:: Provided information ::
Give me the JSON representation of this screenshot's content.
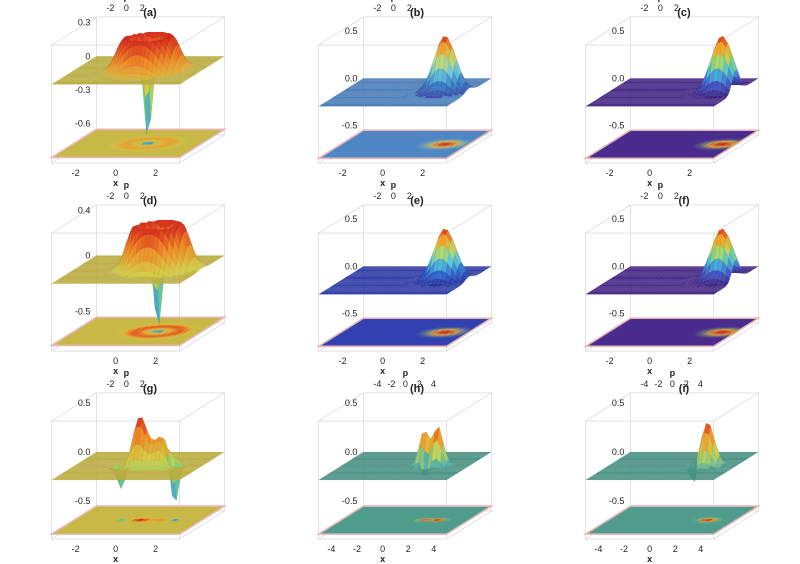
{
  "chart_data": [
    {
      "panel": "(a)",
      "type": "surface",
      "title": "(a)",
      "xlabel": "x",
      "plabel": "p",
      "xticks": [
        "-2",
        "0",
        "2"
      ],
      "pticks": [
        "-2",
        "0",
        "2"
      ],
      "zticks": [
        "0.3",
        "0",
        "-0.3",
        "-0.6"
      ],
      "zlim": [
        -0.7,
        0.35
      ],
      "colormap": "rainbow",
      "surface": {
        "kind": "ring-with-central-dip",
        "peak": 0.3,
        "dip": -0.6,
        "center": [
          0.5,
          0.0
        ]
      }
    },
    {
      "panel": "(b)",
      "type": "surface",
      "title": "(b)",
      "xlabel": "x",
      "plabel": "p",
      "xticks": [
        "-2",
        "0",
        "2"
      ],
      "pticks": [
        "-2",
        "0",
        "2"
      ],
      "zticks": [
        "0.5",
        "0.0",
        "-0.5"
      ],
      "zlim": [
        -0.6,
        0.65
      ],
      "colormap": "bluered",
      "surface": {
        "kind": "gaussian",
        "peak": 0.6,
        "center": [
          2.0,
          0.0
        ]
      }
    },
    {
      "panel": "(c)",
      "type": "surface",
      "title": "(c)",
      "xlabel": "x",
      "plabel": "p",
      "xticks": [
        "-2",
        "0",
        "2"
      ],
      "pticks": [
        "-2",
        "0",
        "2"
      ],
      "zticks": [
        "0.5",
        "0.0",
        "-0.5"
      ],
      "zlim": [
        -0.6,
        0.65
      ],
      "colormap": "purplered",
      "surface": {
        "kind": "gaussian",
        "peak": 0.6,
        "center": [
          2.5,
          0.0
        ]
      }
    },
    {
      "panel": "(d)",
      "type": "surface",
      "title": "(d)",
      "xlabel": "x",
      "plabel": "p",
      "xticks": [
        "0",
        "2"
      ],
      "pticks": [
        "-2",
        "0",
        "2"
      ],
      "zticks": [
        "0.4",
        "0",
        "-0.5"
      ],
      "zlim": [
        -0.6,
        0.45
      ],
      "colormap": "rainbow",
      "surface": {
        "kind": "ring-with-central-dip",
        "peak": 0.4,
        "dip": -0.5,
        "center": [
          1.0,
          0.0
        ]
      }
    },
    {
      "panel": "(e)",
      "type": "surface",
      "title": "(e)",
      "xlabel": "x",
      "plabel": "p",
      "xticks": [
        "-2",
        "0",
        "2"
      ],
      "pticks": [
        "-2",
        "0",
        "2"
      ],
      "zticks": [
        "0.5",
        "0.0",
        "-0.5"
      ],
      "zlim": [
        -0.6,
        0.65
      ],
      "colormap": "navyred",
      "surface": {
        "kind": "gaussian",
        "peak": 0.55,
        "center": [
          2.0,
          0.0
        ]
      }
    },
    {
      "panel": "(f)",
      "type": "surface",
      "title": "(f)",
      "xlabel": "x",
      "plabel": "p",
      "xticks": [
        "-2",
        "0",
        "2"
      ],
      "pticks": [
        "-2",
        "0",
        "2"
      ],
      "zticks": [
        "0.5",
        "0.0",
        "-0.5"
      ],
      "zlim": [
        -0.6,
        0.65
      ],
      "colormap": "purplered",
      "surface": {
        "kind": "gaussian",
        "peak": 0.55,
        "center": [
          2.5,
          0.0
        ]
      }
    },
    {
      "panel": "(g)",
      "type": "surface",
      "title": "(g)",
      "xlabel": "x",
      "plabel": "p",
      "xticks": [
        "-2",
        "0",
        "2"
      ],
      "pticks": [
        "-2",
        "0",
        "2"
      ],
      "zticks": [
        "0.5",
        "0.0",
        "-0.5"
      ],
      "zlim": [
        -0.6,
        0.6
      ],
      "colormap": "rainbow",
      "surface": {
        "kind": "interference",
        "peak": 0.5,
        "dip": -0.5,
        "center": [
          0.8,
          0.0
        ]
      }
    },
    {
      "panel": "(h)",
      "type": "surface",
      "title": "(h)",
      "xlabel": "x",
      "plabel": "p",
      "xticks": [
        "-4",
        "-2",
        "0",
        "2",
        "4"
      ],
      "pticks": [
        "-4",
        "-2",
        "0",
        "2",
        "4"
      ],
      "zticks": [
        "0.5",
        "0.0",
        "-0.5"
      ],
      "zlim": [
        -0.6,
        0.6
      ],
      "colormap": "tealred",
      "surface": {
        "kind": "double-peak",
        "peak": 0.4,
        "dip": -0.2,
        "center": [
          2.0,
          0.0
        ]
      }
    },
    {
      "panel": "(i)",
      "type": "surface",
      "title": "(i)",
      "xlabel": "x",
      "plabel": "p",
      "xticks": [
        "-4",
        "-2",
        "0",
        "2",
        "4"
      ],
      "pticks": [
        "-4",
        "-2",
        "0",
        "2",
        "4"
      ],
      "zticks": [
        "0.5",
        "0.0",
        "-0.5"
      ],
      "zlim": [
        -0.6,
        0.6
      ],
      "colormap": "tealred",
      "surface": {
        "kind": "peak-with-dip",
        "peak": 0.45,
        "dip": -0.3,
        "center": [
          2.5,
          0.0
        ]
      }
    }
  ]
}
:::
== What you have to do ==
Retype the whole listing, keeping every line identical and omitting all pictures.

== Solution for this exercise ==
Give me the JSON representation of this screenshot's content.
{
  "chart_data": [
    {
      "panel": "(a)",
      "type": "surface",
      "title": "(a)",
      "xlabel": "x",
      "plabel": "p",
      "xticks": [
        "-2",
        "0",
        "2"
      ],
      "pticks": [
        "-2",
        "0",
        "2"
      ],
      "zticks": [
        "0.3",
        "0",
        "-0.3",
        "-0.6"
      ],
      "zlim": [
        -0.7,
        0.35
      ],
      "colormap": "rainbow",
      "surface": {
        "kind": "ring-with-central-dip",
        "peak": 0.3,
        "dip": -0.6,
        "center": [
          0.5,
          0.0
        ]
      }
    },
    {
      "panel": "(b)",
      "type": "surface",
      "title": "(b)",
      "xlabel": "x",
      "plabel": "p",
      "xticks": [
        "-2",
        "0",
        "2"
      ],
      "pticks": [
        "-2",
        "0",
        "2"
      ],
      "zticks": [
        "0.5",
        "0.0",
        "-0.5"
      ],
      "zlim": [
        -0.6,
        0.65
      ],
      "colormap": "bluered",
      "surface": {
        "kind": "gaussian",
        "peak": 0.6,
        "center": [
          2.0,
          0.0
        ]
      }
    },
    {
      "panel": "(c)",
      "type": "surface",
      "title": "(c)",
      "xlabel": "x",
      "plabel": "p",
      "xticks": [
        "-2",
        "0",
        "2"
      ],
      "pticks": [
        "-2",
        "0",
        "2"
      ],
      "zticks": [
        "0.5",
        "0.0",
        "-0.5"
      ],
      "zlim": [
        -0.6,
        0.65
      ],
      "colormap": "purplered",
      "surface": {
        "kind": "gaussian",
        "peak": 0.6,
        "center": [
          2.5,
          0.0
        ]
      }
    },
    {
      "panel": "(d)",
      "type": "surface",
      "title": "(d)",
      "xlabel": "x",
      "plabel": "p",
      "xticks": [
        "0",
        "2"
      ],
      "pticks": [
        "-2",
        "0",
        "2"
      ],
      "zticks": [
        "0.4",
        "0",
        "-0.5"
      ],
      "zlim": [
        -0.6,
        0.45
      ],
      "colormap": "rainbow",
      "surface": {
        "kind": "ring-with-central-dip",
        "peak": 0.4,
        "dip": -0.5,
        "center": [
          1.0,
          0.0
        ]
      }
    },
    {
      "panel": "(e)",
      "type": "surface",
      "title": "(e)",
      "xlabel": "x",
      "plabel": "p",
      "xticks": [
        "-2",
        "0",
        "2"
      ],
      "pticks": [
        "-2",
        "0",
        "2"
      ],
      "zticks": [
        "0.5",
        "0.0",
        "-0.5"
      ],
      "zlim": [
        -0.6,
        0.65
      ],
      "colormap": "navyred",
      "surface": {
        "kind": "gaussian",
        "peak": 0.55,
        "center": [
          2.0,
          0.0
        ]
      }
    },
    {
      "panel": "(f)",
      "type": "surface",
      "title": "(f)",
      "xlabel": "x",
      "plabel": "p",
      "xticks": [
        "-2",
        "0",
        "2"
      ],
      "pticks": [
        "-2",
        "0",
        "2"
      ],
      "zticks": [
        "0.5",
        "0.0",
        "-0.5"
      ],
      "zlim": [
        -0.6,
        0.65
      ],
      "colormap": "purplered",
      "surface": {
        "kind": "gaussian",
        "peak": 0.55,
        "center": [
          2.5,
          0.0
        ]
      }
    },
    {
      "panel": "(g)",
      "type": "surface",
      "title": "(g)",
      "xlabel": "x",
      "plabel": "p",
      "xticks": [
        "-2",
        "0",
        "2"
      ],
      "pticks": [
        "-2",
        "0",
        "2"
      ],
      "zticks": [
        "0.5",
        "0.0",
        "-0.5"
      ],
      "zlim": [
        -0.6,
        0.6
      ],
      "colormap": "rainbow",
      "surface": {
        "kind": "interference",
        "peak": 0.5,
        "dip": -0.5,
        "center": [
          0.8,
          0.0
        ]
      }
    },
    {
      "panel": "(h)",
      "type": "surface",
      "title": "(h)",
      "xlabel": "x",
      "plabel": "p",
      "xticks": [
        "-4",
        "-2",
        "0",
        "2",
        "4"
      ],
      "pticks": [
        "-4",
        "-2",
        "0",
        "2",
        "4"
      ],
      "zticks": [
        "0.5",
        "0.0",
        "-0.5"
      ],
      "zlim": [
        -0.6,
        0.6
      ],
      "colormap": "tealred",
      "surface": {
        "kind": "double-peak",
        "peak": 0.4,
        "dip": -0.2,
        "center": [
          2.0,
          0.0
        ]
      }
    },
    {
      "panel": "(i)",
      "type": "surface",
      "title": "(i)",
      "xlabel": "x",
      "plabel": "p",
      "xticks": [
        "-4",
        "-2",
        "0",
        "2",
        "4"
      ],
      "pticks": [
        "-4",
        "-2",
        "0",
        "2",
        "4"
      ],
      "zticks": [
        "0.5",
        "0.0",
        "-0.5"
      ],
      "zlim": [
        -0.6,
        0.6
      ],
      "colormap": "tealred",
      "surface": {
        "kind": "peak-with-dip",
        "peak": 0.45,
        "dip": -0.3,
        "center": [
          2.5,
          0.0
        ]
      }
    }
  ]
}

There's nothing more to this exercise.